• _Requirements_
Give back the full material, exactly as it reads.

• _Task material_
--------------------------------------------------
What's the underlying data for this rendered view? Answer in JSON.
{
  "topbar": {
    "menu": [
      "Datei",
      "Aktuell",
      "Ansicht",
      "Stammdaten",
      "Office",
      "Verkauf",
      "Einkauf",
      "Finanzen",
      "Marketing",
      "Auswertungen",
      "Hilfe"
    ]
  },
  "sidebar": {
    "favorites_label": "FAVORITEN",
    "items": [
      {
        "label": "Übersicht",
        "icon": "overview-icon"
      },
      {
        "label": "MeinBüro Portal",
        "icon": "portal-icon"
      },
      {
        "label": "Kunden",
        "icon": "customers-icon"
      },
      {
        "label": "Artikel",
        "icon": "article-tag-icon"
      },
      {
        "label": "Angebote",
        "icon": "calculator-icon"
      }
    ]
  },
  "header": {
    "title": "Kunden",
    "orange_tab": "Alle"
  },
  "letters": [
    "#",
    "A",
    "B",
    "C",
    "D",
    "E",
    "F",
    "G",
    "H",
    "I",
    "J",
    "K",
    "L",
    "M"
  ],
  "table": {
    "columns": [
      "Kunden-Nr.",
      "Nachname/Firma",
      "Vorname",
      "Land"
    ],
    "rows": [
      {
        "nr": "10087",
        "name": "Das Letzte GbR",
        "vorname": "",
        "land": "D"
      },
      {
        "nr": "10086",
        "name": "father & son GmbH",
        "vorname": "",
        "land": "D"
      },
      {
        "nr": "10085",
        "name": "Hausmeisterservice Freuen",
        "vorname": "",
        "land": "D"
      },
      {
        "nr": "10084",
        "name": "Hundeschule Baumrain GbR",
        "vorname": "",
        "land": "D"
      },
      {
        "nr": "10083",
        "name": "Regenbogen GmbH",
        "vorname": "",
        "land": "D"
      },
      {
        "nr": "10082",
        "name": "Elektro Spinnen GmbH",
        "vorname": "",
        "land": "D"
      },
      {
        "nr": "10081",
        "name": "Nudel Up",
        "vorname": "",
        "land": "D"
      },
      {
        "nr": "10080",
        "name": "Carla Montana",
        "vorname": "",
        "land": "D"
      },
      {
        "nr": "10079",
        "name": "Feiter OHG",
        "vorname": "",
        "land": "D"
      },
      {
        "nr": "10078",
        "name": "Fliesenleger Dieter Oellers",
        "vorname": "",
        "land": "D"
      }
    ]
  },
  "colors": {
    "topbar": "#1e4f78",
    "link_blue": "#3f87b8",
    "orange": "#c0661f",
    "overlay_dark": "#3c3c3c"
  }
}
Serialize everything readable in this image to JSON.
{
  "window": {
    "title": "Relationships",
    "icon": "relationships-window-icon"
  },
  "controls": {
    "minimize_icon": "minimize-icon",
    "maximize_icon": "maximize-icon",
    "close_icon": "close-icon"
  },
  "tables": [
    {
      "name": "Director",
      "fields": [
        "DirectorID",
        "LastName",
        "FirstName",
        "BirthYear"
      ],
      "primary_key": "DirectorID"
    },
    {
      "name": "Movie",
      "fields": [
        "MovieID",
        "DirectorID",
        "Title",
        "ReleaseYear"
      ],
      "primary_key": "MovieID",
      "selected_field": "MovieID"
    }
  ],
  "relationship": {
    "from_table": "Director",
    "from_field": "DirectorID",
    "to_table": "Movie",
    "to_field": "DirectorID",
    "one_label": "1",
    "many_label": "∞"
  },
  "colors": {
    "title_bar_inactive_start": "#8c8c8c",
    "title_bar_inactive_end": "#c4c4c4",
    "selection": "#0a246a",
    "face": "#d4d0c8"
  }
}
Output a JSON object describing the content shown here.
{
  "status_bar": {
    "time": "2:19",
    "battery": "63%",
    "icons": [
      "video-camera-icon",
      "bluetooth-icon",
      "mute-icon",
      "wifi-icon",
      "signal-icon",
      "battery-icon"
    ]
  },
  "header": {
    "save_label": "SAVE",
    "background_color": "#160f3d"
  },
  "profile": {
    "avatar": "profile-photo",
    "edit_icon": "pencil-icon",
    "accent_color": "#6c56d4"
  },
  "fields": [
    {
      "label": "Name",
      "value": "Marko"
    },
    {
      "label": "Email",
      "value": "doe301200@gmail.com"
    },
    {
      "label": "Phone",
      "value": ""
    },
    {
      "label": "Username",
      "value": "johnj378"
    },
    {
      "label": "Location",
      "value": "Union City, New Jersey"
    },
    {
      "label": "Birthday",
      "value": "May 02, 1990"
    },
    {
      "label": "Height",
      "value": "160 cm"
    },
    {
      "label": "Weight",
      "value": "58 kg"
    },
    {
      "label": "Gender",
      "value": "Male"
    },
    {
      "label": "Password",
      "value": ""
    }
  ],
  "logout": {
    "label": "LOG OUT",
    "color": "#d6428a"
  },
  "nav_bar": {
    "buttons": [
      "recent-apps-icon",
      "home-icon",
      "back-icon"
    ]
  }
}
--------------------------------------------------
• _Problem solution_
What's the underlying data for this rendered view? Answer in JSON.
{
  "topbar": {
    "menu": [
      "Datei",
      "Aktuell",
      "Ansicht",
      "Stammdaten",
      "Office",
      "Verkauf",
      "Einkauf",
      "Finanzen",
      "Marketing",
      "Auswertungen",
      "Hilfe"
    ]
  },
  "sidebar": {
    "favorites_label": "FAVORITEN",
    "items": [
      {
        "label": "Übersicht",
        "icon": "overview-icon"
      },
      {
        "label": "MeinBüro Portal",
        "icon": "portal-icon"
      },
      {
        "label": "Kunden",
        "icon": "customers-icon"
      },
      {
        "label": "Artikel",
        "icon": "article-tag-icon"
      },
      {
        "label": "Angebote",
        "icon": "calculator-icon"
      }
    ]
  },
  "header": {
    "title": "Kunden",
    "orange_tab": "Alle"
  },
  "letters": [
    "#",
    "A",
    "B",
    "C",
    "D",
    "E",
    "F",
    "G",
    "H",
    "I",
    "J",
    "K",
    "L",
    "M"
  ],
  "table": {
    "columns": [
      "Kunden-Nr.",
      "Nachname/Firma",
      "Vorname",
      "Land"
    ],
    "rows": [
      {
        "nr": "10087",
        "name": "Das Letzte GbR",
        "vorname": "",
        "land": "D"
      },
      {
        "nr": "10086",
        "name": "father & son GmbH",
        "vorname": "",
        "land": "D"
      },
      {
        "nr": "10085",
        "name": "Hausmeisterservice Freuen",
        "vorname": "",
        "land": "D"
      },
      {
        "nr": "10084",
        "name": "Hundeschule Baumrain GbR",
        "vorname": "",
        "land": "D"
      },
      {
        "nr": "10083",
        "name": "Regenbogen GmbH",
        "vorname": "",
        "land": "D"
      },
      {
        "nr": "10082",
        "name": "Elektro Spinnen GmbH",
        "vorname": "",
        "land": "D"
      },
      {
        "nr": "10081",
        "name": "Nudel Up",
        "vorname": "",
        "land": "D"
      },
      {
        "nr": "10080",
        "name": "Carla Montana",
        "vorname": "",
        "land": "D"
      },
      {
        "nr": "10079",
        "name": "Feiter OHG",
        "vorname": "",
        "land": "D"
      },
      {
        "nr": "10078",
        "name": "Fliesenleger Dieter Oellers",
        "vorname": "",
        "land": "D"
      }
    ]
  },
  "colors": {
    "topbar": "#1e4f78",
    "link_blue": "#3f87b8",
    "orange": "#c0661f",
    "overlay_dark": "#3c3c3c"
  }
}
Serialize everything readable in this image to JSON.
{
  "window": {
    "title": "Relationships",
    "icon": "relationships-window-icon"
  },
  "controls": {
    "minimize_icon": "minimize-icon",
    "maximize_icon": "maximize-icon",
    "close_icon": "close-icon"
  },
  "tables": [
    {
      "name": "Director",
      "fields": [
        "DirectorID",
        "LastName",
        "FirstName",
        "BirthYear"
      ],
      "primary_key": "DirectorID"
    },
    {
      "name": "Movie",
      "fields": [
        "MovieID",
        "DirectorID",
        "Title",
        "ReleaseYear"
      ],
      "primary_key": "MovieID",
      "selected_field": "MovieID"
    }
  ],
  "relationship": {
    "from_table": "Director",
    "from_field": "DirectorID",
    "to_table": "Movie",
    "to_field": "DirectorID",
    "one_label": "1",
    "many_label": "∞"
  },
  "colors": {
    "title_bar_inactive_start": "#8c8c8c",
    "title_bar_inactive_end": "#c4c4c4",
    "selection": "#0a246a",
    "face": "#d4d0c8"
  }
}
Output a JSON object describing the content shown here.
{
  "status_bar": {
    "time": "2:19",
    "battery": "63%",
    "icons": [
      "video-camera-icon",
      "bluetooth-icon",
      "mute-icon",
      "wifi-icon",
      "signal-icon",
      "battery-icon"
    ]
  },
  "header": {
    "save_label": "SAVE",
    "background_color": "#160f3d"
  },
  "profile": {
    "avatar": "profile-photo",
    "edit_icon": "pencil-icon",
    "accent_color": "#6c56d4"
  },
  "fields": [
    {
      "label": "Name",
      "value": "Marko"
    },
    {
      "label": "Email",
      "value": "doe301200@gmail.com"
    },
    {
      "label": "Phone",
      "value": ""
    },
    {
      "label": "Username",
      "value": "johnj378"
    },
    {
      "label": "Location",
      "value": "Union City, New Jersey"
    },
    {
      "label": "Birthday",
      "value": "May 02, 1990"
    },
    {
      "label": "Height",
      "value": "160 cm"
    },
    {
      "label": "Weight",
      "value": "58 kg"
    },
    {
      "label": "Gender",
      "value": "Male"
    },
    {
      "label": "Password",
      "value": ""
    }
  ],
  "logout": {
    "label": "LOG OUT",
    "color": "#d6428a"
  },
  "nav_bar": {
    "buttons": [
      "recent-apps-icon",
      "home-icon",
      "back-icon"
    ]
  }
}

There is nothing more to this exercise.